* **What you will do**
Write out the material exactly, without any of its pictures.

* **Data shown**
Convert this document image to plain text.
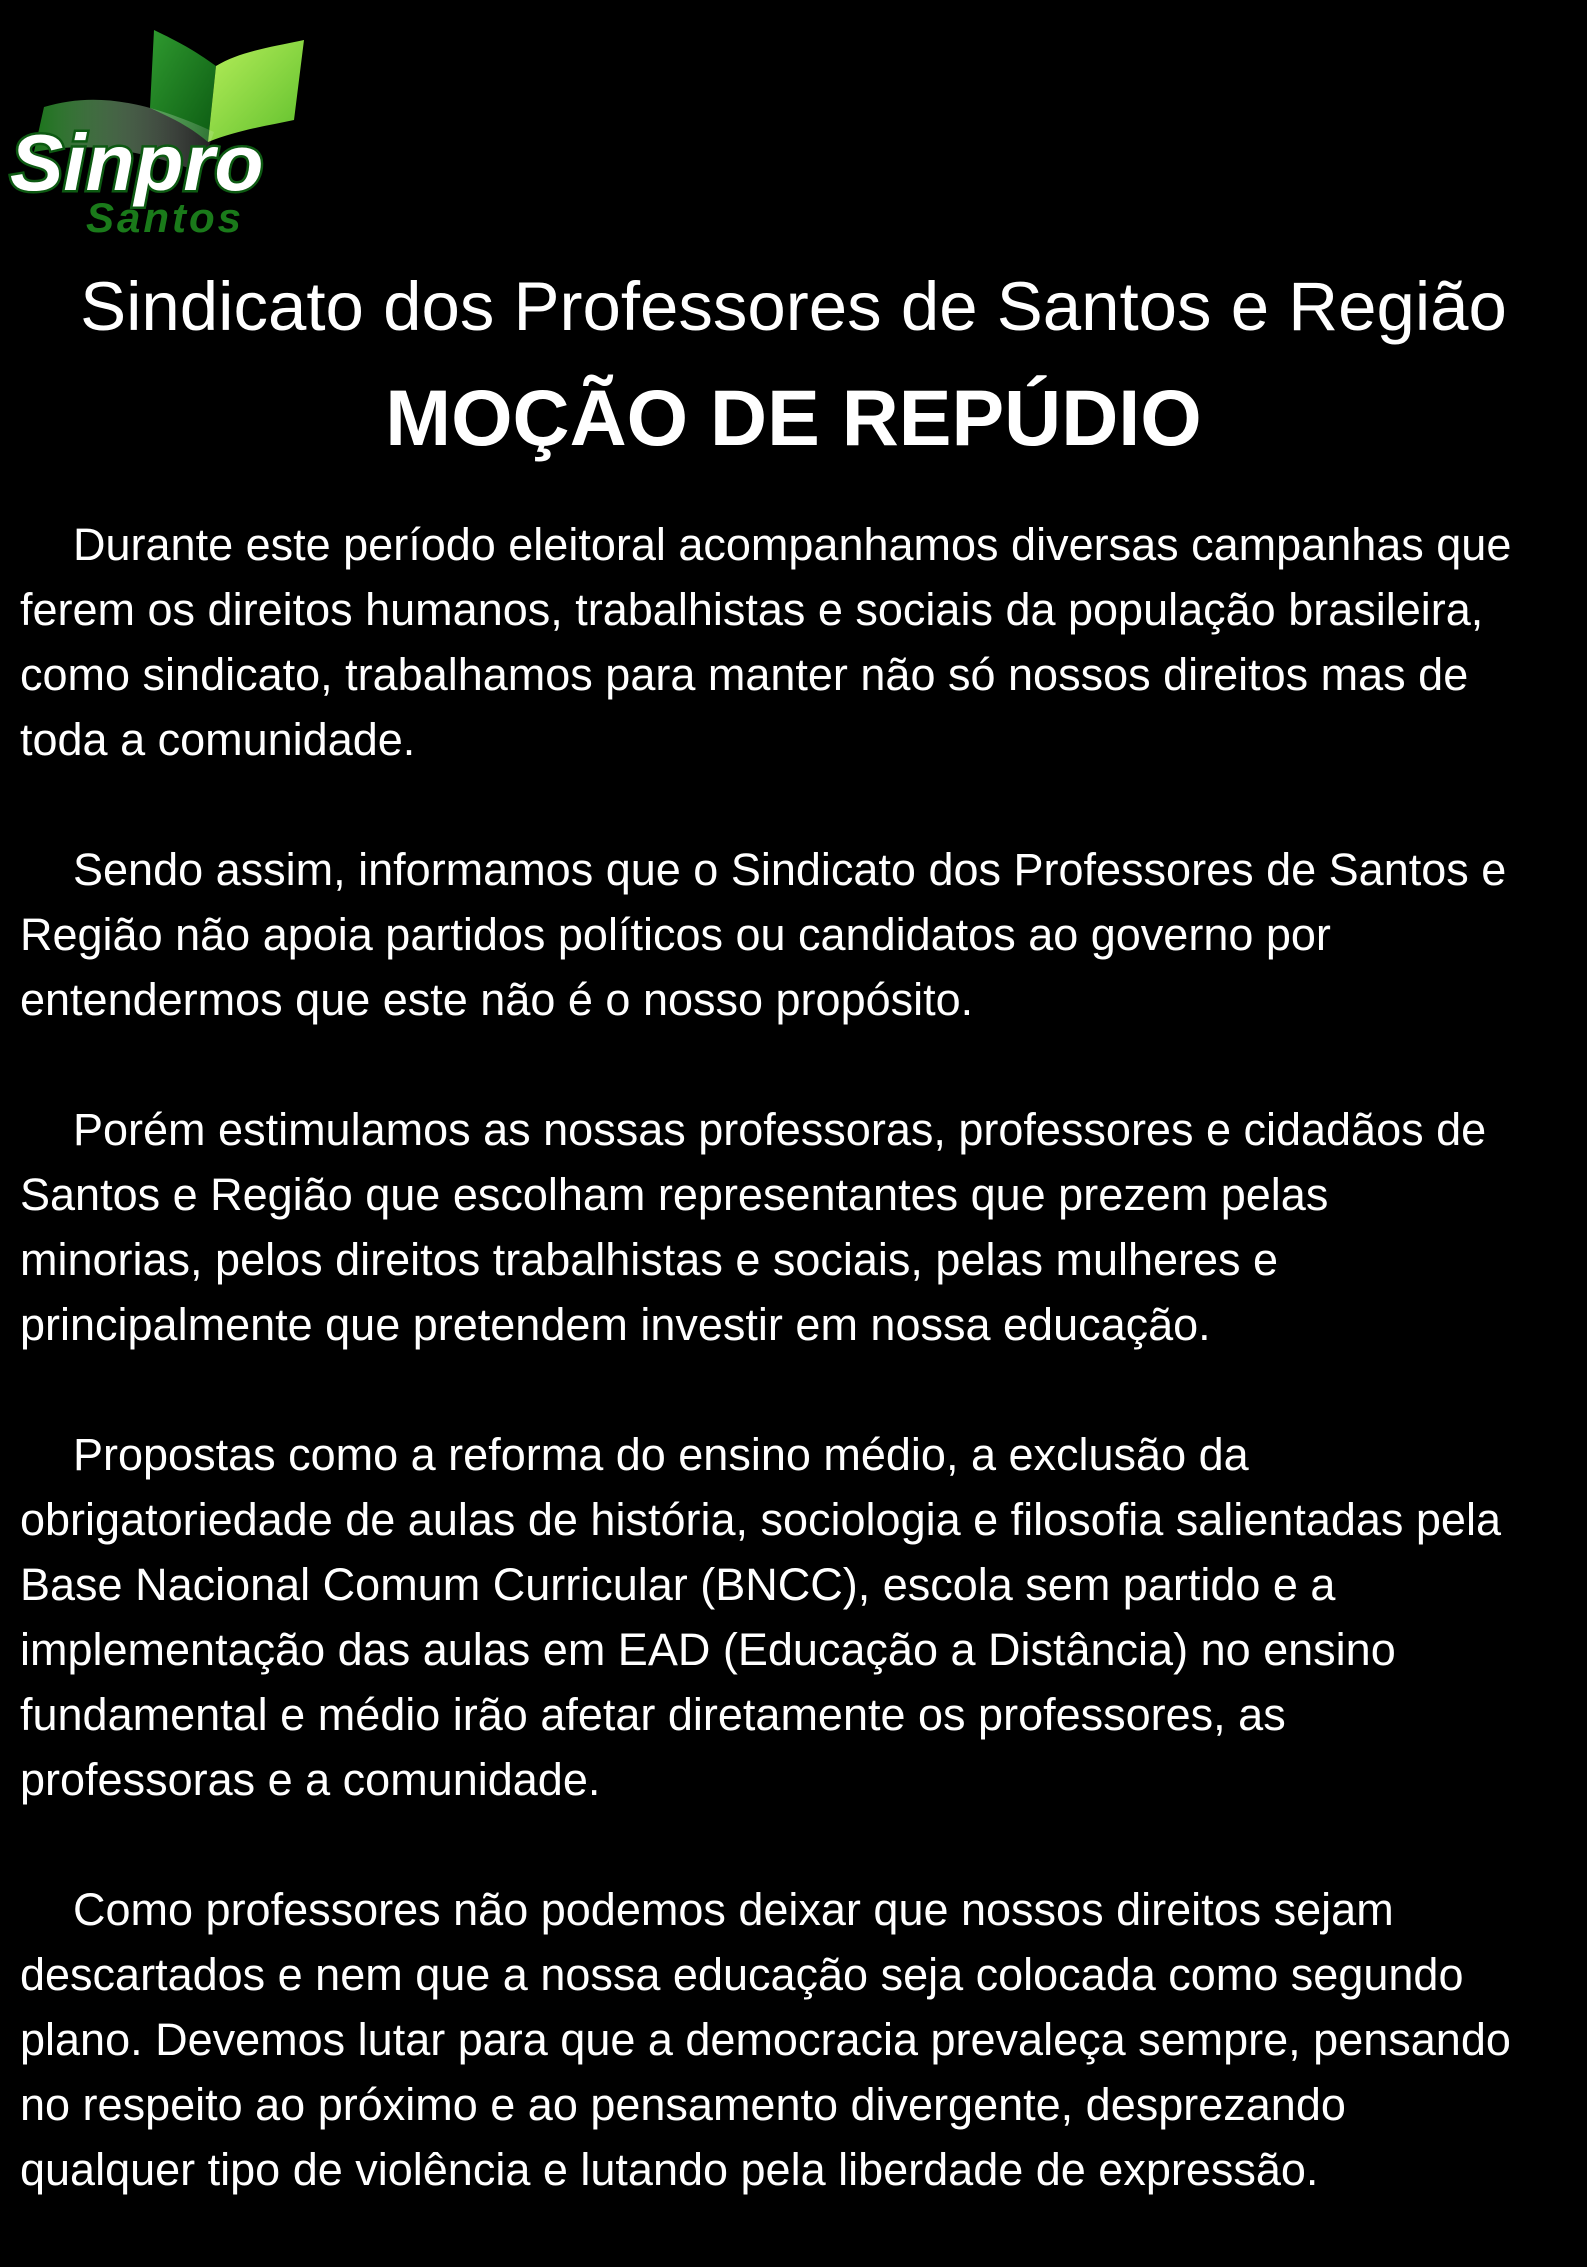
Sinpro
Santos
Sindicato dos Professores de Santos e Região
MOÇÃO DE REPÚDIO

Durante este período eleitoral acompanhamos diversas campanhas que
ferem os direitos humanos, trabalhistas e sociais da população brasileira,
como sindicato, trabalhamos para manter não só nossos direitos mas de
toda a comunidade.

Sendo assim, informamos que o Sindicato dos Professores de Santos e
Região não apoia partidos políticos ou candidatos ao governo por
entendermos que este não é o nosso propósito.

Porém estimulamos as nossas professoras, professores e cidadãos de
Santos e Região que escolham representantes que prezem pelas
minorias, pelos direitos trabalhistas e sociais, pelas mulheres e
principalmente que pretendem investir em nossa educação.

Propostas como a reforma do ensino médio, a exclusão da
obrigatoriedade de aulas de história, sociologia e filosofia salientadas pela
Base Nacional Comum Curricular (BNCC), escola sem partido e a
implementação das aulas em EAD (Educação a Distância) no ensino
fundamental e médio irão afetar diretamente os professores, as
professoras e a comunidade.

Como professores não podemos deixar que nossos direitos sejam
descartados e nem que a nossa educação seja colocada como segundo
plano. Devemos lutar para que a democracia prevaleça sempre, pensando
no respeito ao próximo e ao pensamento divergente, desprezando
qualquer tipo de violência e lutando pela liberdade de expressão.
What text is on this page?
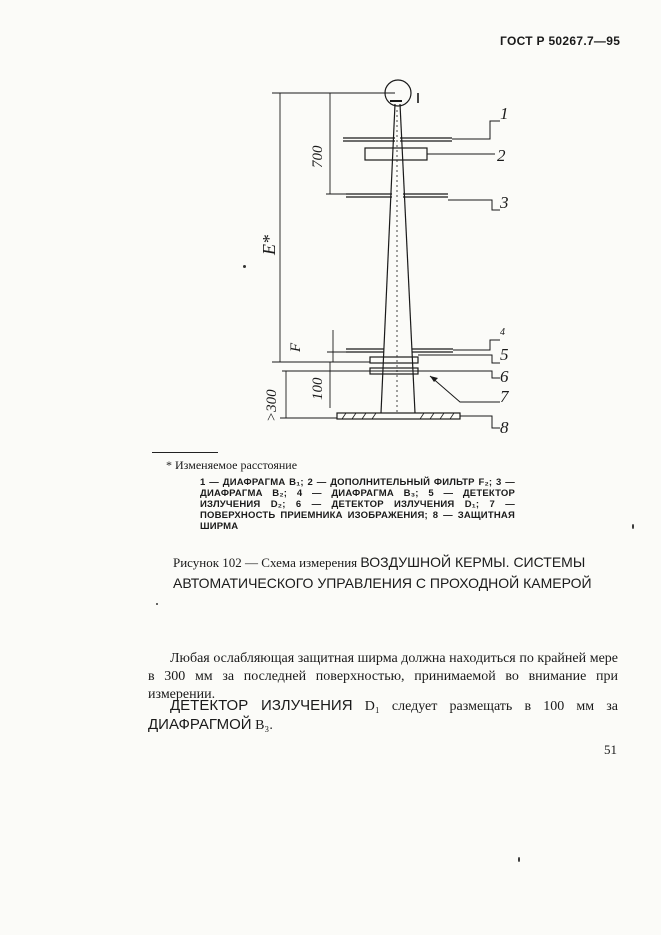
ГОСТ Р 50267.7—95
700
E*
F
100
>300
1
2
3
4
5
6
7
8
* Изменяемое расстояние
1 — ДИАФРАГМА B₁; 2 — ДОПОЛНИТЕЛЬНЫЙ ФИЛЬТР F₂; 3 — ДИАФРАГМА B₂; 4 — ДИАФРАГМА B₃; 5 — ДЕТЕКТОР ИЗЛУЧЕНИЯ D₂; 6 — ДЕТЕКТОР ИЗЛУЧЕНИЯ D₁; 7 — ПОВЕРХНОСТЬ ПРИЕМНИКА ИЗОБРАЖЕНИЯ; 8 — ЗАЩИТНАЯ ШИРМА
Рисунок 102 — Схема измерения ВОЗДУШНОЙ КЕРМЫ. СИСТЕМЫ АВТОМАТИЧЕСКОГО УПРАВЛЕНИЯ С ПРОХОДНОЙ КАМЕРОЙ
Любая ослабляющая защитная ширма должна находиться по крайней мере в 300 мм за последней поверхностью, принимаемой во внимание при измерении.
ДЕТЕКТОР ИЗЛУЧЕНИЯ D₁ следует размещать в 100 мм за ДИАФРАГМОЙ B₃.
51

* **Worked answer**
Convert this document image to plain text.
Sinpro
Santos
Sindicato dos Professores de Santos e Região
MOÇÃO DE REPÚDIO

Durante este período eleitoral acompanhamos diversas campanhas que
ferem os direitos humanos, trabalhistas e sociais da população brasileira,
como sindicato, trabalhamos para manter não só nossos direitos mas de
toda a comunidade.

Sendo assim, informamos que o Sindicato dos Professores de Santos e
Região não apoia partidos políticos ou candidatos ao governo por
entendermos que este não é o nosso propósito.

Porém estimulamos as nossas professoras, professores e cidadãos de
Santos e Região que escolham representantes que prezem pelas
minorias, pelos direitos trabalhistas e sociais, pelas mulheres e
principalmente que pretendem investir em nossa educação.

Propostas como a reforma do ensino médio, a exclusão da
obrigatoriedade de aulas de história, sociologia e filosofia salientadas pela
Base Nacional Comum Curricular (BNCC), escola sem partido e a
implementação das aulas em EAD (Educação a Distância) no ensino
fundamental e médio irão afetar diretamente os professores, as
professoras e a comunidade.

Como professores não podemos deixar que nossos direitos sejam
descartados e nem que a nossa educação seja colocada como segundo
plano. Devemos lutar para que a democracia prevaleça sempre, pensando
no respeito ao próximo e ao pensamento divergente, desprezando
qualquer tipo de violência e lutando pela liberdade de expressão.
What text is on this page?
ГОСТ Р 50267.7—95
700
E*
F
100
>300
1
2
3
4
5
6
7
8
* Изменяемое расстояние
1 — ДИАФРАГМА B₁; 2 — ДОПОЛНИТЕЛЬНЫЙ ФИЛЬТР F₂; 3 — ДИАФРАГМА B₂; 4 — ДИАФРАГМА B₃; 5 — ДЕТЕКТОР ИЗЛУЧЕНИЯ D₂; 6 — ДЕТЕКТОР ИЗЛУЧЕНИЯ D₁; 7 — ПОВЕРХНОСТЬ ПРИЕМНИКА ИЗОБРАЖЕНИЯ; 8 — ЗАЩИТНАЯ ШИРМА
Рисунок 102 — Схема измерения ВОЗДУШНОЙ КЕРМЫ. СИСТЕМЫ АВТОМАТИЧЕСКОГО УПРАВЛЕНИЯ С ПРОХОДНОЙ КАМЕРОЙ
Любая ослабляющая защитная ширма должна находиться по крайней мере в 300 мм за последней поверхностью, принимаемой во внимание при измерении.
ДЕТЕКТОР ИЗЛУЧЕНИЯ D₁ следует размещать в 100 мм за ДИАФРАГМОЙ B₃.
51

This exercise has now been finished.